• **Written problem**:
Of all the lines in the data below, how many contain "with"? Report that number alone.

• **Supplied data**:
** start **

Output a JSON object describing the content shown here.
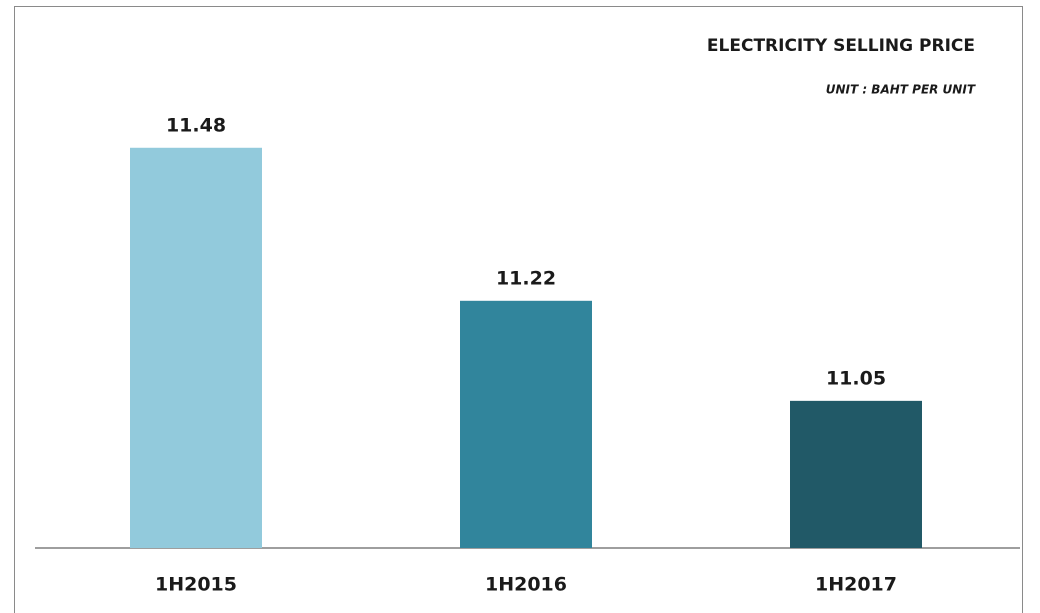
{
  "chart_data": {
    "type": "bar",
    "title": "ELECTRICITY SELLING PRICE",
    "subtitle": "UNIT : BAHT PER UNIT",
    "categories": [
      "1H2015",
      "1H2016",
      "1H2017"
    ],
    "values": [
      11.48,
      11.22,
      11.05
    ],
    "colors": [
      "#92cadc",
      "#31859c",
      "#215967"
    ],
    "ylim": [
      10.8,
      11.5
    ]
  }
}
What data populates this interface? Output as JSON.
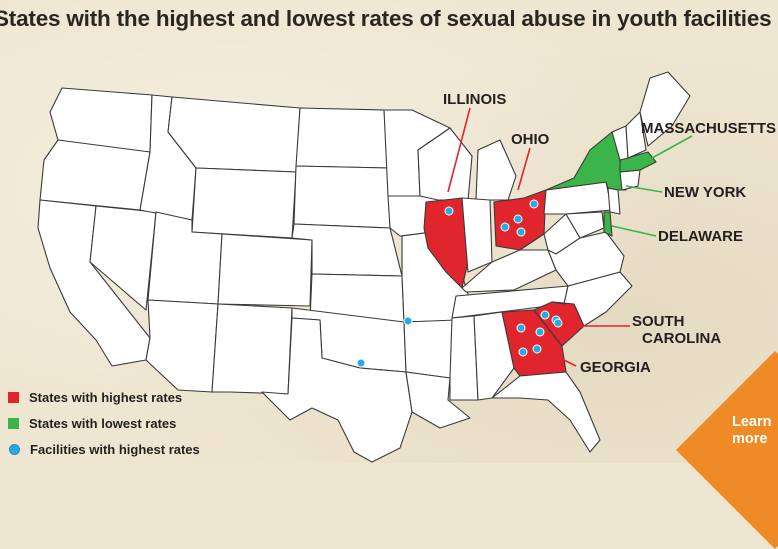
{
  "title": "States with the highest and lowest rates of sexual abuse in youth facilities",
  "highest_states": [
    "ILLINOIS",
    "OHIO",
    "SOUTH CAROLINA",
    "GEORGIA"
  ],
  "lowest_states": [
    "MASSACHUSETTS",
    "NEW YORK",
    "DELAWARE"
  ],
  "labels": {
    "illinois": "ILLINOIS",
    "ohio": "OHIO",
    "massachusetts": "MASSACHUSETTS",
    "new_york": "NEW YORK",
    "delaware": "DELAWARE",
    "south_carolina_1": "SOUTH",
    "south_carolina_2": "CAROLINA",
    "georgia": "GEORGIA"
  },
  "legend": [
    {
      "label": "States with highest rates",
      "color": "#e0262c"
    },
    {
      "label": "States with lowest rates",
      "color": "#3bb44a"
    },
    {
      "label": "Facilities with highest rates",
      "color": "#29abe2"
    }
  ],
  "colors": {
    "high": "#e0262c",
    "low": "#3bb44a",
    "facility": "#29abe2",
    "cta": "#f08a24"
  },
  "cta": {
    "line1": "Learn",
    "line2": "more"
  }
}
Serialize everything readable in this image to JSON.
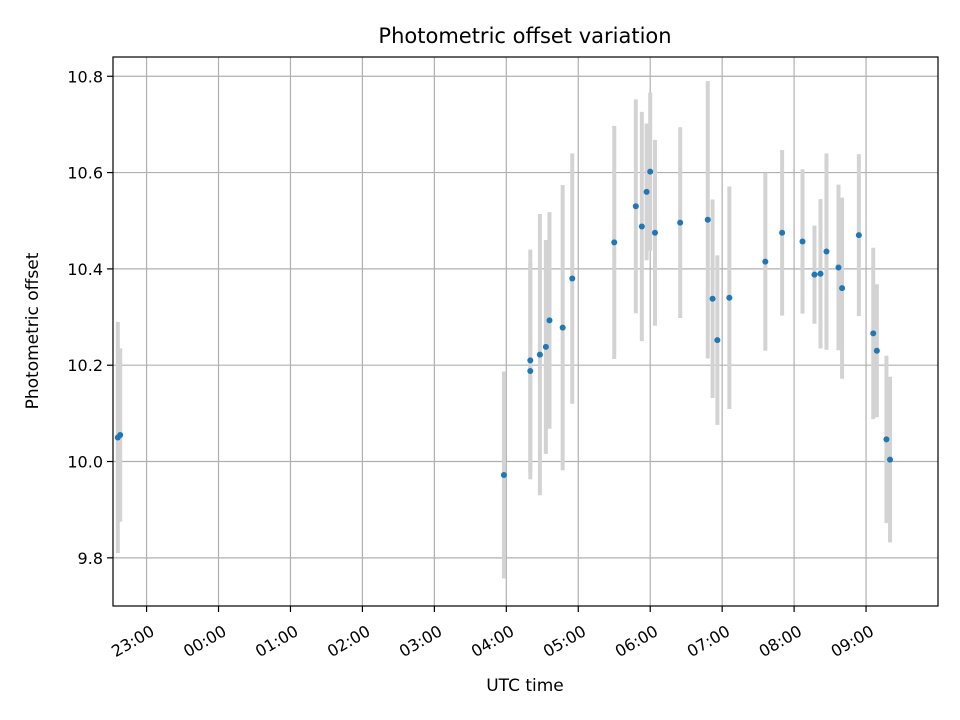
{
  "chart_data": {
    "type": "scatter",
    "title": "Photometric offset variation",
    "xlabel": "UTC time",
    "ylabel": "Photometric offset",
    "grid": true,
    "ylim": [
      9.7,
      10.84
    ],
    "xlim": [
      "22:32",
      "10:00"
    ],
    "x_ticks": [
      "23:00",
      "00:00",
      "01:00",
      "02:00",
      "03:00",
      "04:00",
      "05:00",
      "06:00",
      "07:00",
      "08:00",
      "09:00"
    ],
    "y_ticks": [
      "9.8",
      "10.0",
      "10.2",
      "10.4",
      "10.6",
      "10.8"
    ],
    "colors": {
      "points": "#1f77b4",
      "error_bars": "#d3d3d3",
      "grid": "#b0b0b0"
    },
    "series": [
      {
        "points": [
          {
            "x": "22:36",
            "y": 10.05,
            "err": 0.24
          },
          {
            "x": "22:38",
            "y": 10.055,
            "err": 0.18
          },
          {
            "x": "03:58",
            "y": 9.972,
            "err": 0.215
          },
          {
            "x": "04:20",
            "y": 10.188,
            "err": 0.225
          },
          {
            "x": "04:20",
            "y": 10.21,
            "err": 0.23
          },
          {
            "x": "04:28",
            "y": 10.222,
            "err": 0.292
          },
          {
            "x": "04:33",
            "y": 10.238,
            "err": 0.222
          },
          {
            "x": "04:36",
            "y": 10.293,
            "err": 0.225
          },
          {
            "x": "04:47",
            "y": 10.278,
            "err": 0.296
          },
          {
            "x": "04:55",
            "y": 10.38,
            "err": 0.26
          },
          {
            "x": "05:30",
            "y": 10.455,
            "err": 0.242
          },
          {
            "x": "05:48",
            "y": 10.53,
            "err": 0.222
          },
          {
            "x": "05:53",
            "y": 10.488,
            "err": 0.238
          },
          {
            "x": "05:57",
            "y": 10.56,
            "err": 0.142
          },
          {
            "x": "06:00",
            "y": 10.602,
            "err": 0.164
          },
          {
            "x": "06:04",
            "y": 10.475,
            "err": 0.193
          },
          {
            "x": "06:25",
            "y": 10.496,
            "err": 0.198
          },
          {
            "x": "06:48",
            "y": 10.502,
            "err": 0.288
          },
          {
            "x": "06:52",
            "y": 10.338,
            "err": 0.206
          },
          {
            "x": "06:56",
            "y": 10.252,
            "err": 0.176
          },
          {
            "x": "07:06",
            "y": 10.34,
            "err": 0.231
          },
          {
            "x": "07:36",
            "y": 10.415,
            "err": 0.185
          },
          {
            "x": "07:50",
            "y": 10.475,
            "err": 0.172
          },
          {
            "x": "08:07",
            "y": 10.457,
            "err": 0.15
          },
          {
            "x": "08:17",
            "y": 10.388,
            "err": 0.102
          },
          {
            "x": "08:22",
            "y": 10.39,
            "err": 0.155
          },
          {
            "x": "08:27",
            "y": 10.436,
            "err": 0.204
          },
          {
            "x": "08:37",
            "y": 10.403,
            "err": 0.172
          },
          {
            "x": "08:40",
            "y": 10.36,
            "err": 0.188
          },
          {
            "x": "08:54",
            "y": 10.47,
            "err": 0.168
          },
          {
            "x": "09:06",
            "y": 10.266,
            "err": 0.178
          },
          {
            "x": "09:09",
            "y": 10.23,
            "err": 0.138
          },
          {
            "x": "09:17",
            "y": 10.046,
            "err": 0.174
          },
          {
            "x": "09:20",
            "y": 10.004,
            "err": 0.172
          }
        ]
      }
    ]
  }
}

** end **

• **Worked answer**:
4